* START ITEMS *
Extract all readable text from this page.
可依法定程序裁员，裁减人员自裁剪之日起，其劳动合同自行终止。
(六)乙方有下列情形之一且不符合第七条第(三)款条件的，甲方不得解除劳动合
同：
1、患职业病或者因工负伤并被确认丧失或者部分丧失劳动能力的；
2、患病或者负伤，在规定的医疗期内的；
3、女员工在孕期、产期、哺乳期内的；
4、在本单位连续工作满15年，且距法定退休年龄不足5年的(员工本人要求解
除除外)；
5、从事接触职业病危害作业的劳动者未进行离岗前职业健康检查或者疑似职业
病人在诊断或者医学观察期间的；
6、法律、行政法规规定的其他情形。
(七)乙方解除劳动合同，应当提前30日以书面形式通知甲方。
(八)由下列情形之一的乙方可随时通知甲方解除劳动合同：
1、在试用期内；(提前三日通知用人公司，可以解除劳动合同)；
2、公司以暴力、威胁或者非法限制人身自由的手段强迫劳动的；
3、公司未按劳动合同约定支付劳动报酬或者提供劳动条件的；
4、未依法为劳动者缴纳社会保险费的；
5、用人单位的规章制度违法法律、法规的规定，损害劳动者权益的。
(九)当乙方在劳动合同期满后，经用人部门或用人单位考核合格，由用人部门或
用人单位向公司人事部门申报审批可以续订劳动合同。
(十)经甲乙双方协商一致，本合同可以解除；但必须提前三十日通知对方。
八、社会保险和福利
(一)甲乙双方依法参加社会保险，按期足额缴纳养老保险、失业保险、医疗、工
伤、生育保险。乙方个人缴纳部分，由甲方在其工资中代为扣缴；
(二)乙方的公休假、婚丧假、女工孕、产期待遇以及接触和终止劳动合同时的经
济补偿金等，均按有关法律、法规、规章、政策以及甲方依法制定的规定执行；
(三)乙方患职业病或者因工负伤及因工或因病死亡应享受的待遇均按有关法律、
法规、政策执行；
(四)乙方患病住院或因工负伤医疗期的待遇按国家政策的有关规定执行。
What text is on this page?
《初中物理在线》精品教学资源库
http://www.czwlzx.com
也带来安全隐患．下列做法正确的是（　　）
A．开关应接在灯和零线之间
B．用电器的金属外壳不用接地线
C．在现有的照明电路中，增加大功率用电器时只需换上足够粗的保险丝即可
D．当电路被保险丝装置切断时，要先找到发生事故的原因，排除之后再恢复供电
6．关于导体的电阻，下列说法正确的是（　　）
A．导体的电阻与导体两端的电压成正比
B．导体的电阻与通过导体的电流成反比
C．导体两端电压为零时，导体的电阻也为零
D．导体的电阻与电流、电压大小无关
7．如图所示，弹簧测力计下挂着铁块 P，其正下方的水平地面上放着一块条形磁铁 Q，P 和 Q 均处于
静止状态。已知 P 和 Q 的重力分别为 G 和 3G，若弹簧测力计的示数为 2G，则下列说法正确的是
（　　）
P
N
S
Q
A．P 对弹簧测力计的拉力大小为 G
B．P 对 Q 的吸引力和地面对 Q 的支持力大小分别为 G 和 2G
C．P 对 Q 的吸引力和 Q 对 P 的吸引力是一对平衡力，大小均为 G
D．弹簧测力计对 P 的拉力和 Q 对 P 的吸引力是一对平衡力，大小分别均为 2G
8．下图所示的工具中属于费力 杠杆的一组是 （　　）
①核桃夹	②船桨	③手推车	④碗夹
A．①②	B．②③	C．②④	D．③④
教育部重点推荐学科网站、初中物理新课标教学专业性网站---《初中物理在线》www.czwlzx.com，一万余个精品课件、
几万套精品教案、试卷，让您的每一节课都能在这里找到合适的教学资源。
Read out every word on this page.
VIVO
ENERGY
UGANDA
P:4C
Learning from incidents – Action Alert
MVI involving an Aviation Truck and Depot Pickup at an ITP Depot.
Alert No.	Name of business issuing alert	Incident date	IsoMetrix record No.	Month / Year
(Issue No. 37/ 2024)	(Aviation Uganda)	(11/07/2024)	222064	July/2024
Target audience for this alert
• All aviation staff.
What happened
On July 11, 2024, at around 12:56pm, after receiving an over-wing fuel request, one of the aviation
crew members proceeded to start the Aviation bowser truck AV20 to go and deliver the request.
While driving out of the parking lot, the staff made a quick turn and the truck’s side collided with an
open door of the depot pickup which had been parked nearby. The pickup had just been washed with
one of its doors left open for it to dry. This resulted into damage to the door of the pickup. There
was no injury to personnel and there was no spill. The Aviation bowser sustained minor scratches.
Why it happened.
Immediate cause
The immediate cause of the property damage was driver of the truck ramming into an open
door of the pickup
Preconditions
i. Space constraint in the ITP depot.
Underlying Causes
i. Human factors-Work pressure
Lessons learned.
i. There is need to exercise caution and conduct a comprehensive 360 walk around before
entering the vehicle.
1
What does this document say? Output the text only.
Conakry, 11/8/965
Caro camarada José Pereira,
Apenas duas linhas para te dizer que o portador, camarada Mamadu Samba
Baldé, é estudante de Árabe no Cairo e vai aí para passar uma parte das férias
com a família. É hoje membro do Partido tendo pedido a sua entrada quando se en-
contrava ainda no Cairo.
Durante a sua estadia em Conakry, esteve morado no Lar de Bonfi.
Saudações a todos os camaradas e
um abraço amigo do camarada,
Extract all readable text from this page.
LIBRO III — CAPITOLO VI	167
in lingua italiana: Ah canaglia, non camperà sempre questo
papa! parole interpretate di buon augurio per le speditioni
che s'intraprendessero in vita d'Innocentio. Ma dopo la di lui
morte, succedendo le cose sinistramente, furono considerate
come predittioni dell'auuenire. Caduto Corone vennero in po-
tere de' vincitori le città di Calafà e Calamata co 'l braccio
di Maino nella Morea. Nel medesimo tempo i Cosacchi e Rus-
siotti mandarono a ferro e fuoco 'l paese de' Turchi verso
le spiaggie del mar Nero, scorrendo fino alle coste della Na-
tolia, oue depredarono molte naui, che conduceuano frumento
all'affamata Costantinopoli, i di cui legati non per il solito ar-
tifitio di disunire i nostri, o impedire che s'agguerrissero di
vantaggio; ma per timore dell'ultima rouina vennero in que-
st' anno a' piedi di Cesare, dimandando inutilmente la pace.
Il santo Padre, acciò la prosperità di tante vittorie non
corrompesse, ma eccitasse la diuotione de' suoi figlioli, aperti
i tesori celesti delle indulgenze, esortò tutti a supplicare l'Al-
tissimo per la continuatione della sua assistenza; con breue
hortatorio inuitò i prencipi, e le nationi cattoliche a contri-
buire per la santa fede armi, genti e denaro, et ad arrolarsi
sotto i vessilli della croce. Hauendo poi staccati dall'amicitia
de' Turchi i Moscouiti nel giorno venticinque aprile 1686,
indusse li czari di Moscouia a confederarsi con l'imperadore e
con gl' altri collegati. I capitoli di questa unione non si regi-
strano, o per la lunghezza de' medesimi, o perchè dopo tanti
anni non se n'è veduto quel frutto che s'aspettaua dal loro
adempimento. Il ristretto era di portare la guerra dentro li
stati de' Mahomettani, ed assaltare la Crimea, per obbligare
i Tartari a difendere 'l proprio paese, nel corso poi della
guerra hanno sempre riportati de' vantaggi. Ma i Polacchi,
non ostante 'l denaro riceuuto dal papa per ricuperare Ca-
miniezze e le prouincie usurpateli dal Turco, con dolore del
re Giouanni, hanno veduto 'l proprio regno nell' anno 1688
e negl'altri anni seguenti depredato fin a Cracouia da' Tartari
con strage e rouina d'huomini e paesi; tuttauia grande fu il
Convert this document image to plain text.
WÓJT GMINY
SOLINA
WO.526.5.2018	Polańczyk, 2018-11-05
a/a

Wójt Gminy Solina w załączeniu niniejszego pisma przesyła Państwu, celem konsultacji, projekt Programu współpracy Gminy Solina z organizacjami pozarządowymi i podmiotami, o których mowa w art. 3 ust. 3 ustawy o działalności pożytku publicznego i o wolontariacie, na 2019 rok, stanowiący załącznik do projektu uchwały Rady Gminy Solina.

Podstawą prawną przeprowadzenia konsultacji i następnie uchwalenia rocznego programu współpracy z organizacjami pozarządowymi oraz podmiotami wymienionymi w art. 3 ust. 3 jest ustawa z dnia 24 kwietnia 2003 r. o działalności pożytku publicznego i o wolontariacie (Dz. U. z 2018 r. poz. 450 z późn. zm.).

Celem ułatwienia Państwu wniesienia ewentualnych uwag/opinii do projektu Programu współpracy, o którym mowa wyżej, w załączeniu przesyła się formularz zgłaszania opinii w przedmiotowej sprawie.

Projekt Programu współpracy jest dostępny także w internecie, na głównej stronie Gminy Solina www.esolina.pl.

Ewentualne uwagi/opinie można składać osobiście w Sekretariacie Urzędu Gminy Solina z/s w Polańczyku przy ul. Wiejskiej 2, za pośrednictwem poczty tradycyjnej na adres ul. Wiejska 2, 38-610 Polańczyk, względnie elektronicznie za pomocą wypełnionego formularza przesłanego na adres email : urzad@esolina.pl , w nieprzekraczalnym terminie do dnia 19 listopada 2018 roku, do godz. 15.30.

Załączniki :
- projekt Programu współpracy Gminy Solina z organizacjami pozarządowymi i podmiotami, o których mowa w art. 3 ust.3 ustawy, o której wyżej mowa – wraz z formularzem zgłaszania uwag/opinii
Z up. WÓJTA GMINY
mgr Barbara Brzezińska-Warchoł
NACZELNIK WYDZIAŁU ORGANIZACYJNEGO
* END ITEMS *
• [AIM OF THE TASK]: Reply with the number of lines in the data that include the string "text" and nothing else.

• [RESULT BELOW]: 5